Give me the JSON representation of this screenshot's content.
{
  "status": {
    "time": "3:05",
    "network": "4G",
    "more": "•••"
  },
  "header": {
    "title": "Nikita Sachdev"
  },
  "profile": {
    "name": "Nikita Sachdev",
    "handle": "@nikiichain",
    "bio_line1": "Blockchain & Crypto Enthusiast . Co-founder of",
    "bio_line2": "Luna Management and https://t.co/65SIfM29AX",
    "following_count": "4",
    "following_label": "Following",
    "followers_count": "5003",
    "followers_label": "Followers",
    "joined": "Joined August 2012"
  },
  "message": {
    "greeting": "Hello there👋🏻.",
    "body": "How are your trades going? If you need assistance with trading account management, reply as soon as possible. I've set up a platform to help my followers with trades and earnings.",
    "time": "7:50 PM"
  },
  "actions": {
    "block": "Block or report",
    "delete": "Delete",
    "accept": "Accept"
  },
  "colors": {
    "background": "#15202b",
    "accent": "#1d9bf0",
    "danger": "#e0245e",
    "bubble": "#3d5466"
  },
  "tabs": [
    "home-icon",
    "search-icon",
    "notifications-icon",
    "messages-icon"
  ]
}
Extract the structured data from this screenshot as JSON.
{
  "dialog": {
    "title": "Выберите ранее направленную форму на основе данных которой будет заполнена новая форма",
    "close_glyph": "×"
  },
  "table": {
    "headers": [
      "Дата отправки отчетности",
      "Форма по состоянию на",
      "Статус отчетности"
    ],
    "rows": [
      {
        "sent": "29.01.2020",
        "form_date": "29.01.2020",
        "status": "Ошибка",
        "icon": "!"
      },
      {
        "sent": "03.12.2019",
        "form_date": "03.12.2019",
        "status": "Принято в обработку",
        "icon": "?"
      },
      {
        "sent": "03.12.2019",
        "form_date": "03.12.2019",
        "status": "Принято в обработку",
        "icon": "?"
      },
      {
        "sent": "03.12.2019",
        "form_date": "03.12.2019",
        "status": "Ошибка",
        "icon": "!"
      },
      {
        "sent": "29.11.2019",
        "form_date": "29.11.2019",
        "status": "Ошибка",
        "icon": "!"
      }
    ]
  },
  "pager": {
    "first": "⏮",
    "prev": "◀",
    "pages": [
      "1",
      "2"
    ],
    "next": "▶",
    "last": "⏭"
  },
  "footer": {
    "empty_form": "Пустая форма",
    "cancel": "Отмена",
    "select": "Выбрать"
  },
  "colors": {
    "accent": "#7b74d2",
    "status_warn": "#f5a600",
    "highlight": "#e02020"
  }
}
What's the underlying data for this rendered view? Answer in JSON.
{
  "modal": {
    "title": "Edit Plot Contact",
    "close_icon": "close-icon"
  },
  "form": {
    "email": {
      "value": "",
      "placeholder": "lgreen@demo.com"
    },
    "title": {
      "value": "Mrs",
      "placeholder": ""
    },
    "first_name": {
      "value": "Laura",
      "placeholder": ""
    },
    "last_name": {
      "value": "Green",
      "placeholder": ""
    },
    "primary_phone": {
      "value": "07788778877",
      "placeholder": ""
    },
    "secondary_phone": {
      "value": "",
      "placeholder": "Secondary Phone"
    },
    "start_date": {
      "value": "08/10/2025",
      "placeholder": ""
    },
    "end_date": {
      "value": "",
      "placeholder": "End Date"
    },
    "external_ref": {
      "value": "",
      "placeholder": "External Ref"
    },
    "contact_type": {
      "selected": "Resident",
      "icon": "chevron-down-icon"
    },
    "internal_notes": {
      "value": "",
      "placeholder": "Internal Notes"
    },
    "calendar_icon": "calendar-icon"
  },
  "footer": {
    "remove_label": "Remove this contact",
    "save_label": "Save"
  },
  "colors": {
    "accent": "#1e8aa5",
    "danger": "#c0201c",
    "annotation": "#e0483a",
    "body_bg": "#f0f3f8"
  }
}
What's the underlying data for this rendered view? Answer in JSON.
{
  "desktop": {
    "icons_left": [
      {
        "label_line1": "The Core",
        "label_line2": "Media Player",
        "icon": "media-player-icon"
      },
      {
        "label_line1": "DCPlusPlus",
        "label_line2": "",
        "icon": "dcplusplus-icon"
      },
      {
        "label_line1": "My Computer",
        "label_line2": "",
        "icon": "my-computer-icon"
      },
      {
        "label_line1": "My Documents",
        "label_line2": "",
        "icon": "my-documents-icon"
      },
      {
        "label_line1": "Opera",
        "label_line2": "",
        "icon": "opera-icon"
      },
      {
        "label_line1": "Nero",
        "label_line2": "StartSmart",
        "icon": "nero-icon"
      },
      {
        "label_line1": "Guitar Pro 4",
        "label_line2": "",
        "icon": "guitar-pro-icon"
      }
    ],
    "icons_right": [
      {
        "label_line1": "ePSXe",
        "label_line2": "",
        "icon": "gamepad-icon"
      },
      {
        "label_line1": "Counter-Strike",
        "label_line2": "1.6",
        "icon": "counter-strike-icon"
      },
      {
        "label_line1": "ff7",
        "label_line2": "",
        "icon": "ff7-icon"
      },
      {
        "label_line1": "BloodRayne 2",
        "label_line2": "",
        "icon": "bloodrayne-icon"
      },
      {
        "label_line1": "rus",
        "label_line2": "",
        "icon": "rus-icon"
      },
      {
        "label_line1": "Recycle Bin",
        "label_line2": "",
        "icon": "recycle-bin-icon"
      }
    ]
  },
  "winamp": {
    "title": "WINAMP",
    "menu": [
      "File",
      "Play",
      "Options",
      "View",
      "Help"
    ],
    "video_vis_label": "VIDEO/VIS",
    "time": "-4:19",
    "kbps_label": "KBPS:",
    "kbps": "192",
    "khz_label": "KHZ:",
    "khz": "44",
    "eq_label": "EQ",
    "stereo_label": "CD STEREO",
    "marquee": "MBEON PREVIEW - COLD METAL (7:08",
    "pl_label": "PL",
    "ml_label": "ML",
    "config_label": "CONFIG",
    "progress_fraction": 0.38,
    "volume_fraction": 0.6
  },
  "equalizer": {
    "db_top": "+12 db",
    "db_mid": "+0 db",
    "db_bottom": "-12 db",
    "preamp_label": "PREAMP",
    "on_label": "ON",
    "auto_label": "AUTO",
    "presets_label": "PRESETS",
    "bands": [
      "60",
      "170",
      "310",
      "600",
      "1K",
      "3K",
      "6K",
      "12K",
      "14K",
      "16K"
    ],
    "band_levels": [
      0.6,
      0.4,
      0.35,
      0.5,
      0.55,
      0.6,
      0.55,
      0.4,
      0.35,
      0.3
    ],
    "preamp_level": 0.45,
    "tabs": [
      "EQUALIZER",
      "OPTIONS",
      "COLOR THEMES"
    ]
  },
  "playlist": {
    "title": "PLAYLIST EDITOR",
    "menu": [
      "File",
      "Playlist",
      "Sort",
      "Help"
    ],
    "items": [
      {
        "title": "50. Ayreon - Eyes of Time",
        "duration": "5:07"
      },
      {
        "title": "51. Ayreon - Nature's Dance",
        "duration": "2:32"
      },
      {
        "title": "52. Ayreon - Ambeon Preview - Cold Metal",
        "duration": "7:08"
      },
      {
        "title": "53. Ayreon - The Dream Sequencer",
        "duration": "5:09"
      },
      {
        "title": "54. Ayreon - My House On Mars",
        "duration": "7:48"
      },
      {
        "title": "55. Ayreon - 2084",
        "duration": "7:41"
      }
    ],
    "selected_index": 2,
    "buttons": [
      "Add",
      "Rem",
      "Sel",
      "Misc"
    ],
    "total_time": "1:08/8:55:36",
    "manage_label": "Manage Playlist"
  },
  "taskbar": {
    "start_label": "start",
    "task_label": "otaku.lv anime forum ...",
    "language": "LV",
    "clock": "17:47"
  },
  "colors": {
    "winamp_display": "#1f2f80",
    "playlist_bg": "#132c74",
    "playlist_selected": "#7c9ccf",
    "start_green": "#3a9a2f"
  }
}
--------
— Task brief —
What is the number of lines that hold the string "duration"? Give it alone.

— Response —
6